Word for word, copy all the data and drop the pictures.
....
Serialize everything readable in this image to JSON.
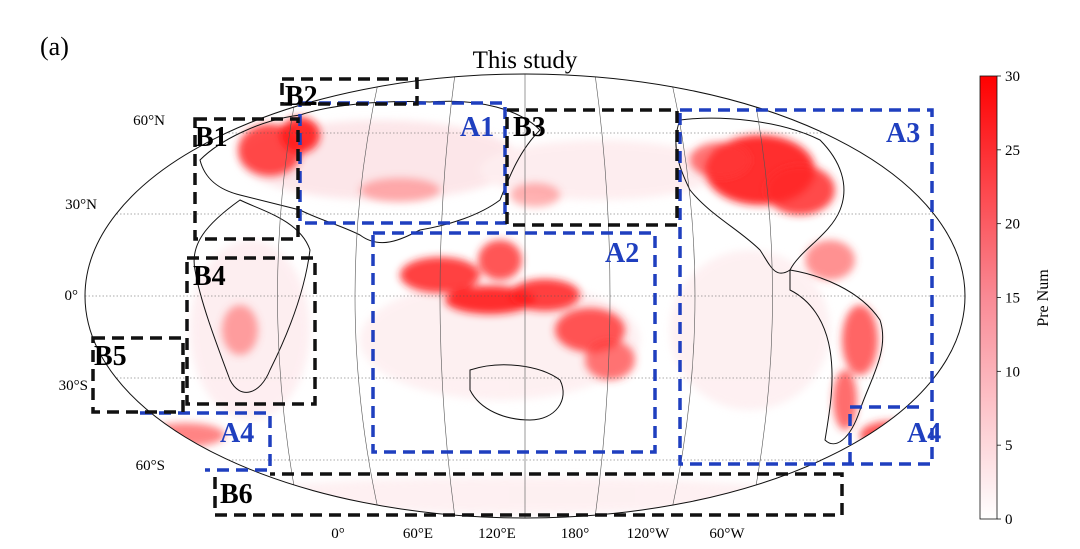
{
  "panel_label": "(a)",
  "title": "This study",
  "lat_labels": [
    "60°N",
    "30°N",
    "0°",
    "30°S",
    "60°S"
  ],
  "lon_labels": [
    "0°",
    "60°E",
    "120°E",
    "180°",
    "120°W",
    "60°W"
  ],
  "colorbar": {
    "label": "Pre Num",
    "ticks": [
      "0",
      "5",
      "10",
      "15",
      "20",
      "25",
      "30"
    ],
    "min": 0,
    "max": 30,
    "colors": [
      "#ffffff",
      "#ff0000"
    ]
  },
  "regions": [
    {
      "id": "A1",
      "label": "A1",
      "color": "#1f3fbf"
    },
    {
      "id": "A2",
      "label": "A2",
      "color": "#1f3fbf"
    },
    {
      "id": "A3",
      "label": "A3",
      "color": "#1f3fbf"
    },
    {
      "id": "A4",
      "label": "A4",
      "color": "#1f3fbf"
    },
    {
      "id": "B1",
      "label": "B1",
      "color": "#111111"
    },
    {
      "id": "B2",
      "label": "B2",
      "color": "#111111"
    },
    {
      "id": "B3",
      "label": "B3",
      "color": "#111111"
    },
    {
      "id": "B4",
      "label": "B4",
      "color": "#111111"
    },
    {
      "id": "B5",
      "label": "B5",
      "color": "#111111"
    },
    {
      "id": "B6",
      "label": "B6",
      "color": "#111111"
    }
  ],
  "hotspot_color": "#ff1a1a"
}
....
Task result:
Serialize everything readable in this image to JSON.
{
  "panel_label": "(a)",
  "title": "This study",
  "lat_labels": [
    "60°N",
    "30°N",
    "0°",
    "30°S",
    "60°S"
  ],
  "lon_labels": [
    "0°",
    "60°E",
    "120°E",
    "180°",
    "120°W",
    "60°W"
  ],
  "colorbar": {
    "label": "Pre Num",
    "ticks": [
      "0",
      "5",
      "10",
      "15",
      "20",
      "25",
      "30"
    ],
    "min": 0,
    "max": 30,
    "colors": [
      "#ffffff",
      "#ff0000"
    ]
  },
  "regions": [
    {
      "id": "A1",
      "label": "A1",
      "color": "#1f3fbf"
    },
    {
      "id": "A2",
      "label": "A2",
      "color": "#1f3fbf"
    },
    {
      "id": "A3",
      "label": "A3",
      "color": "#1f3fbf"
    },
    {
      "id": "A4",
      "label": "A4",
      "color": "#1f3fbf"
    },
    {
      "id": "B1",
      "label": "B1",
      "color": "#111111"
    },
    {
      "id": "B2",
      "label": "B2",
      "color": "#111111"
    },
    {
      "id": "B3",
      "label": "B3",
      "color": "#111111"
    },
    {
      "id": "B4",
      "label": "B4",
      "color": "#111111"
    },
    {
      "id": "B5",
      "label": "B5",
      "color": "#111111"
    },
    {
      "id": "B6",
      "label": "B6",
      "color": "#111111"
    }
  ],
  "hotspot_color": "#ff1a1a"
}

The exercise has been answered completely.